>> Begin

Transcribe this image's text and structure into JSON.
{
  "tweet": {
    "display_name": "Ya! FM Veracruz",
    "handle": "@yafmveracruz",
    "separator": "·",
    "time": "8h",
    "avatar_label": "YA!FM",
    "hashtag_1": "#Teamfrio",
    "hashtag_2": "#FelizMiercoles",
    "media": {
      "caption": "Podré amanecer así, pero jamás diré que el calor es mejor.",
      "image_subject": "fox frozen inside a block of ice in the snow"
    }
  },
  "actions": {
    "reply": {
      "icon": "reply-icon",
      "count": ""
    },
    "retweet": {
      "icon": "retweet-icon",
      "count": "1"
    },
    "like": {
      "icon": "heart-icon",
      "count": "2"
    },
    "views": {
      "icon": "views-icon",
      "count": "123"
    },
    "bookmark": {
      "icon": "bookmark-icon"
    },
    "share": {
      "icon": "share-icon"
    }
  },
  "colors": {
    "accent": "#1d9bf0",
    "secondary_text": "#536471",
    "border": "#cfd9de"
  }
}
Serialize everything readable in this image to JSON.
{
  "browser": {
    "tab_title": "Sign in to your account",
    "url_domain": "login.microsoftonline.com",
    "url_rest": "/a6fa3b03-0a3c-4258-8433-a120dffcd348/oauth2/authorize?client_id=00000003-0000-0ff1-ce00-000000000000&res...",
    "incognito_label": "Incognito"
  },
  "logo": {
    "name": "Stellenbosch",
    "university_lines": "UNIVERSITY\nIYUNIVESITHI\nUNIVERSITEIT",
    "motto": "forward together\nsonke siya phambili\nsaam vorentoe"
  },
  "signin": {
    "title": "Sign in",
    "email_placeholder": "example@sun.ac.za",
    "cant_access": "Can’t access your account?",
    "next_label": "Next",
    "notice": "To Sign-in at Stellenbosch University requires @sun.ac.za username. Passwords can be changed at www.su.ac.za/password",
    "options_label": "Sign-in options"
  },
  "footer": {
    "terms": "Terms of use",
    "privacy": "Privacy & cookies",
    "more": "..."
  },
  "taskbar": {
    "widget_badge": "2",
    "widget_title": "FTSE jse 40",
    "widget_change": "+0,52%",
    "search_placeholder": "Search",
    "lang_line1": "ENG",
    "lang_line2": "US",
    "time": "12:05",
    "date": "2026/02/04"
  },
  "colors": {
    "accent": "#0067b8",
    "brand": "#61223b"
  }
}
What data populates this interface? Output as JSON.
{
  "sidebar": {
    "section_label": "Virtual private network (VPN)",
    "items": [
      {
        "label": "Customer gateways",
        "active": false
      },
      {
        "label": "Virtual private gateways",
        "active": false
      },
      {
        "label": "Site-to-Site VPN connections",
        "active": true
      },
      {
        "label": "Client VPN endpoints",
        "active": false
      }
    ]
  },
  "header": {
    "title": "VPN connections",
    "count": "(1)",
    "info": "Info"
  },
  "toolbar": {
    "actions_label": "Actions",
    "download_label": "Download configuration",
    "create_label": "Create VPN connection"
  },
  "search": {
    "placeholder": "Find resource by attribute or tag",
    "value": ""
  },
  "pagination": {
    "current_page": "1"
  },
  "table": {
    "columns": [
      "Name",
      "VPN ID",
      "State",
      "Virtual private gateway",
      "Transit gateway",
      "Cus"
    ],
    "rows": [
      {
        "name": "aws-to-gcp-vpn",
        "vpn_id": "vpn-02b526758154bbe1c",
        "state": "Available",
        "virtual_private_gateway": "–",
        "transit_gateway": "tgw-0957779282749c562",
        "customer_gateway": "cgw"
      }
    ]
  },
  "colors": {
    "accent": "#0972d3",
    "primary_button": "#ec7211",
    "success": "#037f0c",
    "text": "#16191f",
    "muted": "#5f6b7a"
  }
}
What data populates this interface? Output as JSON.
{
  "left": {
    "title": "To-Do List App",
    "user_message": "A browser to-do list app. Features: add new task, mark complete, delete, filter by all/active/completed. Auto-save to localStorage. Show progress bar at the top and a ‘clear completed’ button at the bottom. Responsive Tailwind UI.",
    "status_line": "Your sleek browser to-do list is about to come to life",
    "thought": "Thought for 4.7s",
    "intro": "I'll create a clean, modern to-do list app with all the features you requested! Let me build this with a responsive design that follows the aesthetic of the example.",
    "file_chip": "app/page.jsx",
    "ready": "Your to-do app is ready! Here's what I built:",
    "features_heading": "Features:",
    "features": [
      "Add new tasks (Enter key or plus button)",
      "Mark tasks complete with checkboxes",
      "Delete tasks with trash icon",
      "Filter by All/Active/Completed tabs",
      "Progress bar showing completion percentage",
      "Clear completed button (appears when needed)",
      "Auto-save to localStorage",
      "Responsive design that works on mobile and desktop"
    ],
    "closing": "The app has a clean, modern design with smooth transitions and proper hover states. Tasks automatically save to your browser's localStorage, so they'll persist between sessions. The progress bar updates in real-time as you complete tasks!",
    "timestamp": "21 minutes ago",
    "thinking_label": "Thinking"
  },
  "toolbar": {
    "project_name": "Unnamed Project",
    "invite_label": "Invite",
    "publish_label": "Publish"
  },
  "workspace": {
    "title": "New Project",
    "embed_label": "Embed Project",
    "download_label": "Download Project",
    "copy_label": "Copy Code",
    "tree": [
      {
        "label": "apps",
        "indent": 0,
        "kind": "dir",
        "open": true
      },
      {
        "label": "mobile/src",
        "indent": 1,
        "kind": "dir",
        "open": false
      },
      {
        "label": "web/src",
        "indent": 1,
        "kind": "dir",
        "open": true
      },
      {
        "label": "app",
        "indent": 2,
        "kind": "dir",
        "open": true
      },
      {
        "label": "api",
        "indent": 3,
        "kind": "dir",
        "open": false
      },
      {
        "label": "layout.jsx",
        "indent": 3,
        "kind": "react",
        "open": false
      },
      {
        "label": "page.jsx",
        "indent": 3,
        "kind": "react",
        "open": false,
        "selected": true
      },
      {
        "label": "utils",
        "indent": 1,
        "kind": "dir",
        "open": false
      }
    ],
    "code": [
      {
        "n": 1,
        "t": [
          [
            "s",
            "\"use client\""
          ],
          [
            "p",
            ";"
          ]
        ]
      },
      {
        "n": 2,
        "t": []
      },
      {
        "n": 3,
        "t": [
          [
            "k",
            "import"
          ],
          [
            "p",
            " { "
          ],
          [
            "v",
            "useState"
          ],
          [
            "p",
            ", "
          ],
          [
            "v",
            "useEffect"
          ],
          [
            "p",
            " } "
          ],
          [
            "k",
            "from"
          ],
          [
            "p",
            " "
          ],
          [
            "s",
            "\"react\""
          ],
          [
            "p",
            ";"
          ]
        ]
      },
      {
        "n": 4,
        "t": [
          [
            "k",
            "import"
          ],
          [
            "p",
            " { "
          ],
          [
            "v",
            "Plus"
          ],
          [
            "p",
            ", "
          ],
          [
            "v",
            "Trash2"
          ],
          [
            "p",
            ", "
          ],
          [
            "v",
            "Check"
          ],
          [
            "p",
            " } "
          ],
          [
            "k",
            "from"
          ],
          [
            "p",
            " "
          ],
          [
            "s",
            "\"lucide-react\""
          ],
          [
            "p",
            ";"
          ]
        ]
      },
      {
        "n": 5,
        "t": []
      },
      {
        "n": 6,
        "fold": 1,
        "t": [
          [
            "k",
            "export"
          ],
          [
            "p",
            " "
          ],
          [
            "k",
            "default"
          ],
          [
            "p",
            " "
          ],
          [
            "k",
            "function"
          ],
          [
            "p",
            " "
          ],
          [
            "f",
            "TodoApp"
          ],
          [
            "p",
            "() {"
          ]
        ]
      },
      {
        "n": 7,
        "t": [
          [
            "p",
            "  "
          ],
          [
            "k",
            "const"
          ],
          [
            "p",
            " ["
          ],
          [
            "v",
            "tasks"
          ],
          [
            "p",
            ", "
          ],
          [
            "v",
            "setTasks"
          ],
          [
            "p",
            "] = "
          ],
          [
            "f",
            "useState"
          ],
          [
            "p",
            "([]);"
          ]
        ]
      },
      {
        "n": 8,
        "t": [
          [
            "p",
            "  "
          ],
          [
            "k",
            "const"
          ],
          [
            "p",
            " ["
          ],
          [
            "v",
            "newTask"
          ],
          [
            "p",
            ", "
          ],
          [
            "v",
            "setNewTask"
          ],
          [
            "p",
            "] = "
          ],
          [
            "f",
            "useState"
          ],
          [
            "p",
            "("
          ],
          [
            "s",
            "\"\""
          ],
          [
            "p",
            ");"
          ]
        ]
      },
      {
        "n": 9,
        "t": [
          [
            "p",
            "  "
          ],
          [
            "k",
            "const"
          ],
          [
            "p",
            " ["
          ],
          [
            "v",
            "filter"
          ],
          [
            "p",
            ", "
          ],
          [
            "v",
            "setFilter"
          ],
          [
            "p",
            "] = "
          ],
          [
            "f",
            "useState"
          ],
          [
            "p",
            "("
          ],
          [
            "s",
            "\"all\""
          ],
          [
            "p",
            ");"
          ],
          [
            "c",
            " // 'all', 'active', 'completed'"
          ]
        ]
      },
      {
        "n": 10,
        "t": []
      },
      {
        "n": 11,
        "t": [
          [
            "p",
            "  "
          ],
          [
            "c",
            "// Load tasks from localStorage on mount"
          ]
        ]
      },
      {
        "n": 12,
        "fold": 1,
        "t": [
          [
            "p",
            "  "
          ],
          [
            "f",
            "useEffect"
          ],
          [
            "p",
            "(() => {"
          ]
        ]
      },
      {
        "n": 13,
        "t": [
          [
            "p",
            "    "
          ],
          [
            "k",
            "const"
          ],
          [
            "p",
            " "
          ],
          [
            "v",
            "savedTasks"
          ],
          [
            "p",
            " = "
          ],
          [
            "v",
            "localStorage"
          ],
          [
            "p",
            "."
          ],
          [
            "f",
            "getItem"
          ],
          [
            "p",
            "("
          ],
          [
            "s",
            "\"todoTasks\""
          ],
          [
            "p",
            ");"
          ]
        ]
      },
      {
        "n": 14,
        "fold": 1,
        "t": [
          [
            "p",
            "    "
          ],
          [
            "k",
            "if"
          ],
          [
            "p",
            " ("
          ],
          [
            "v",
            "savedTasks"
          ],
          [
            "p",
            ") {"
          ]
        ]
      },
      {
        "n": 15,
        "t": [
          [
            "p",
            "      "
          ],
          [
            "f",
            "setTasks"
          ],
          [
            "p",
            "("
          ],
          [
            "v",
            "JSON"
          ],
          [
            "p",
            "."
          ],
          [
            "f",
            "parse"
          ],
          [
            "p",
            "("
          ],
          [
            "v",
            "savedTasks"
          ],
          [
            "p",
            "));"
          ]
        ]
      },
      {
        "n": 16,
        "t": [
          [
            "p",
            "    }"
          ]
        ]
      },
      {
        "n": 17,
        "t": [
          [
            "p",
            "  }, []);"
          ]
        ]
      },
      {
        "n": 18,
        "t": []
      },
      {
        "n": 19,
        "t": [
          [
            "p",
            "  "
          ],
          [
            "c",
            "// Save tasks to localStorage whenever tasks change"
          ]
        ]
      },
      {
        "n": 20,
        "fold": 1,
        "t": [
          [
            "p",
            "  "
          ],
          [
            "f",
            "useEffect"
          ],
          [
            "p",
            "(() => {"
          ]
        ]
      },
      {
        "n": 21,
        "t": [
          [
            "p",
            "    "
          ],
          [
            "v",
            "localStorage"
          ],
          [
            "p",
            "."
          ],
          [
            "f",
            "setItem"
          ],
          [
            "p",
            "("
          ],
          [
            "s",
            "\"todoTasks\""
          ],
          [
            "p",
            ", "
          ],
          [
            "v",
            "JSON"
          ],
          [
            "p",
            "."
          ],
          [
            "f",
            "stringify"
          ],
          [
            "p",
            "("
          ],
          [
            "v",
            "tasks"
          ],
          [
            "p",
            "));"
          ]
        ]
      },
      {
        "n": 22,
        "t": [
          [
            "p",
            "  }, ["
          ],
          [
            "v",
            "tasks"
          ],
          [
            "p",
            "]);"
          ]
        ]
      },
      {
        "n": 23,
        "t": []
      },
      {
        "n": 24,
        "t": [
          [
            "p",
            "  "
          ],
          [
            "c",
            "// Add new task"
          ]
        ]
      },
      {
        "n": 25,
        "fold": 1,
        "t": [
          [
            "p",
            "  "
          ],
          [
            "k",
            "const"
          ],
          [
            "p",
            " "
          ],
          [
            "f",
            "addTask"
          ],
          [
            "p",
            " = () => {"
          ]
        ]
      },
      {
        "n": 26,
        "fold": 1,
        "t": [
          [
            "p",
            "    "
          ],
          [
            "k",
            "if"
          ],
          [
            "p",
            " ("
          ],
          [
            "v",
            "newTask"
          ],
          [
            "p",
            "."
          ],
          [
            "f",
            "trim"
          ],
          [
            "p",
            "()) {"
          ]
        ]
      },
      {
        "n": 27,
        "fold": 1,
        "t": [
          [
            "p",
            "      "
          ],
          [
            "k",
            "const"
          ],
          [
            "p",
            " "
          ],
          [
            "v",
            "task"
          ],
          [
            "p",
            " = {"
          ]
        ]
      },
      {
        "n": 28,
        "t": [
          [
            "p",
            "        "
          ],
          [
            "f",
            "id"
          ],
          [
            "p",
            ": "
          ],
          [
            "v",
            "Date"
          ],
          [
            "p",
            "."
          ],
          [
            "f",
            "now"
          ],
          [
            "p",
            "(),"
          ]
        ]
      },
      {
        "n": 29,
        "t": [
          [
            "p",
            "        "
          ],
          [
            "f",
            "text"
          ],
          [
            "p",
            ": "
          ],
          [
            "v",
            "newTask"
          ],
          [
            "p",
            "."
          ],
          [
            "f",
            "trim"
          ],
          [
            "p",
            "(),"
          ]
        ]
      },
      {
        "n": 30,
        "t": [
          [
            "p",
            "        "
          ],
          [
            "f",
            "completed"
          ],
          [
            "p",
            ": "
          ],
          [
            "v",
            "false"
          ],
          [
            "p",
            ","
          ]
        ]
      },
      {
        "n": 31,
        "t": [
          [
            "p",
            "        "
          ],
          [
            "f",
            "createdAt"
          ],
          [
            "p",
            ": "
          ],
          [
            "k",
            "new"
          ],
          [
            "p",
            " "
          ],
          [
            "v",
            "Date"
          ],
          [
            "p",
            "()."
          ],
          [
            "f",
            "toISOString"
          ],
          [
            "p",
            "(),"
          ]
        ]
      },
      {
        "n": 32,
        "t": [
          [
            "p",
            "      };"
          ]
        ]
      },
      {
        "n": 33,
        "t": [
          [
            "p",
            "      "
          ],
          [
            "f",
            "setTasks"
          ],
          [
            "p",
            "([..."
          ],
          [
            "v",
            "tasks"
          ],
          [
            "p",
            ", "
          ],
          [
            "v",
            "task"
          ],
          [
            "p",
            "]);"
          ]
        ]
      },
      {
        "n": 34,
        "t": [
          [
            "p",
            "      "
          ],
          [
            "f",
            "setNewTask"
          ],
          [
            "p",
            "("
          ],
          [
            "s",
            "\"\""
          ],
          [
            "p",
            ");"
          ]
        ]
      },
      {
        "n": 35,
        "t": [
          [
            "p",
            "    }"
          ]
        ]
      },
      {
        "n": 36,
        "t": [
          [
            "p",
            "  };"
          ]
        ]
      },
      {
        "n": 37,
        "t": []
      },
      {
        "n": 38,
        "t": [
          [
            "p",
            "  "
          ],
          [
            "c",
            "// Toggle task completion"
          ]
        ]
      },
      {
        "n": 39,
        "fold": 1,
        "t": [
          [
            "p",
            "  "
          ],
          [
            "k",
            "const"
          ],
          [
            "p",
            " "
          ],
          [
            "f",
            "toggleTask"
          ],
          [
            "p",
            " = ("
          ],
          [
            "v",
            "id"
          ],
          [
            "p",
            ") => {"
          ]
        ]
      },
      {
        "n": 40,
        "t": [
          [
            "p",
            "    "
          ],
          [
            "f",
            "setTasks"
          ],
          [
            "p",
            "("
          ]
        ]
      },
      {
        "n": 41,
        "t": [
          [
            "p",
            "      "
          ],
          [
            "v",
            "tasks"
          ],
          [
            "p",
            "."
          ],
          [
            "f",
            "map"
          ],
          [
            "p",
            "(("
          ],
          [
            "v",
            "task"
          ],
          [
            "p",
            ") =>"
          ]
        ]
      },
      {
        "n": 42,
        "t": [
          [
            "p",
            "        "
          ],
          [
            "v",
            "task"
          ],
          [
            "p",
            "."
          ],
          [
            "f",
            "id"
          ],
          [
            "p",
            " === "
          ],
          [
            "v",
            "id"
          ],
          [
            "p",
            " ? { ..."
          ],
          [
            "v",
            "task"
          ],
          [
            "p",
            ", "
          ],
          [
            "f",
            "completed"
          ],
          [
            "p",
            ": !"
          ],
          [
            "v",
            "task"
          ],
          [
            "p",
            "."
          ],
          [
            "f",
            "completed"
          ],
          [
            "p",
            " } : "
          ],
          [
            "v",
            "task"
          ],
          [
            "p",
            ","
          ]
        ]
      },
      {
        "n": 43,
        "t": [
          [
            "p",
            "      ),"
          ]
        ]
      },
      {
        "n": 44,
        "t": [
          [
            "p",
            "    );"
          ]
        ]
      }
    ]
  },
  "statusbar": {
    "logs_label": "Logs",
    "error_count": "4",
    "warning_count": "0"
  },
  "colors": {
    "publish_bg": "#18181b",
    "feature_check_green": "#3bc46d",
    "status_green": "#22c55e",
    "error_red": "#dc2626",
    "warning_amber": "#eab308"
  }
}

>> End

> Work to complete: Read the entries above, then pull out the lines that include "with".

> Exercise result:
    "intro": "I'll create a clean, modern to-do list app with all the features you requested! Let me build this with a responsive design that follows the aesthetic of the example.",
      "Mark tasks complete with checkboxes",
      "Delete tasks with trash icon",
    "closing": "The app has a clean, modern design with smooth transitions and proper hover states. Tasks automatically save to your browser's localStorage, so they'll persist between sessions. The progress bar updates in real-time as you complete tasks!",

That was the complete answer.